[START]

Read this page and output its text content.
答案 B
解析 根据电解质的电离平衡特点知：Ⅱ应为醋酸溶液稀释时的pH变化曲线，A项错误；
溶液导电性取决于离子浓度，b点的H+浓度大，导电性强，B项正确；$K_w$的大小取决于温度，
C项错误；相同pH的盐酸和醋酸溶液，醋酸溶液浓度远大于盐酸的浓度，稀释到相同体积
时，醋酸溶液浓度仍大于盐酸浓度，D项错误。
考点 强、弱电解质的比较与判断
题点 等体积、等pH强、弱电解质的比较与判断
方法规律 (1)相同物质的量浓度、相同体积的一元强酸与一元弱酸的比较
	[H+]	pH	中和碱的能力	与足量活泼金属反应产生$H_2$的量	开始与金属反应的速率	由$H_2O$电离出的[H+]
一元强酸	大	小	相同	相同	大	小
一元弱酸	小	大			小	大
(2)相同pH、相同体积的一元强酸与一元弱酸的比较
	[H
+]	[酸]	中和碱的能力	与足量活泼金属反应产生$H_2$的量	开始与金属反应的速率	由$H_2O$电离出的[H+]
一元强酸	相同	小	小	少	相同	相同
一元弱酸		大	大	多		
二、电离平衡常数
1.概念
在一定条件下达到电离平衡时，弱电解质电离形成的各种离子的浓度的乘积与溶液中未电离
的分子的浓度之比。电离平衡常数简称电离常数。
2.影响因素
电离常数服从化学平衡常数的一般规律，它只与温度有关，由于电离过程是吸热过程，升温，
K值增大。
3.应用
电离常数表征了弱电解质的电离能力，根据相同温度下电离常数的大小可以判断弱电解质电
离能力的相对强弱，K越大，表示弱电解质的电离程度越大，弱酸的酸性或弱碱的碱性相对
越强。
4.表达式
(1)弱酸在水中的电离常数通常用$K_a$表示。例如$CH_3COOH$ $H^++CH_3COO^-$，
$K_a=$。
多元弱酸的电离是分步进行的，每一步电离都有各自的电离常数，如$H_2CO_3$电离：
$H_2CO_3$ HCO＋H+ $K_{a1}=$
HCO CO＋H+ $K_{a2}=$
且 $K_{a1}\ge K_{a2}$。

[END]

Exercise requirements =
Repeat the records above exactly.

The result =
Read this page and output its text content.
答案 B
解析 根据电解质的电离平衡特点知：Ⅱ应为醋酸溶液稀释时的pH变化曲线，A项错误；
溶液导电性取决于离子浓度，b点的H+浓度大，导电性强，B项正确；$K_w$的大小取决于温度，
C项错误；相同pH的盐酸和醋酸溶液，醋酸溶液浓度远大于盐酸的浓度，稀释到相同体积
时，醋酸溶液浓度仍大于盐酸浓度，D项错误。
考点 强、弱电解质的比较与判断
题点 等体积、等pH强、弱电解质的比较与判断
方法规律 (1)相同物质的量浓度、相同体积的一元强酸与一元弱酸的比较
	[H+]	pH	中和碱的能力	与足量活泼金属反应产生$H_2$的量	开始与金属反应的速率	由$H_2O$电离出的[H+]
一元强酸	大	小	相同	相同	大	小
一元弱酸	小	大			小	大
(2)相同pH、相同体积的一元强酸与一元弱酸的比较
	[H
+]	[酸]	中和碱的能力	与足量活泼金属反应产生$H_2$的量	开始与金属反应的速率	由$H_2O$电离出的[H+]
一元强酸	相同	小	小	少	相同	相同
一元弱酸		大	大	多		
二、电离平衡常数
1.概念
在一定条件下达到电离平衡时，弱电解质电离形成的各种离子的浓度的乘积与溶液中未电离
的分子的浓度之比。电离平衡常数简称电离常数。
2.影响因素
电离常数服从化学平衡常数的一般规律，它只与温度有关，由于电离过程是吸热过程，升温，
K值增大。
3.应用
电离常数表征了弱电解质的电离能力，根据相同温度下电离常数的大小可以判断弱电解质电
离能力的相对强弱，K越大，表示弱电解质的电离程度越大，弱酸的酸性或弱碱的碱性相对
越强。
4.表达式
(1)弱酸在水中的电离常数通常用$K_a$表示。例如$CH_3COOH$ $H^++CH_3COO^-$，
$K_a=$。
多元弱酸的电离是分步进行的，每一步电离都有各自的电离常数，如$H_2CO_3$电离：
$H_2CO_3$ HCO＋H+ $K_{a1}=$
HCO CO＋H+ $K_{a2}=$
且 $K_{a1}\ge K_{a2}$。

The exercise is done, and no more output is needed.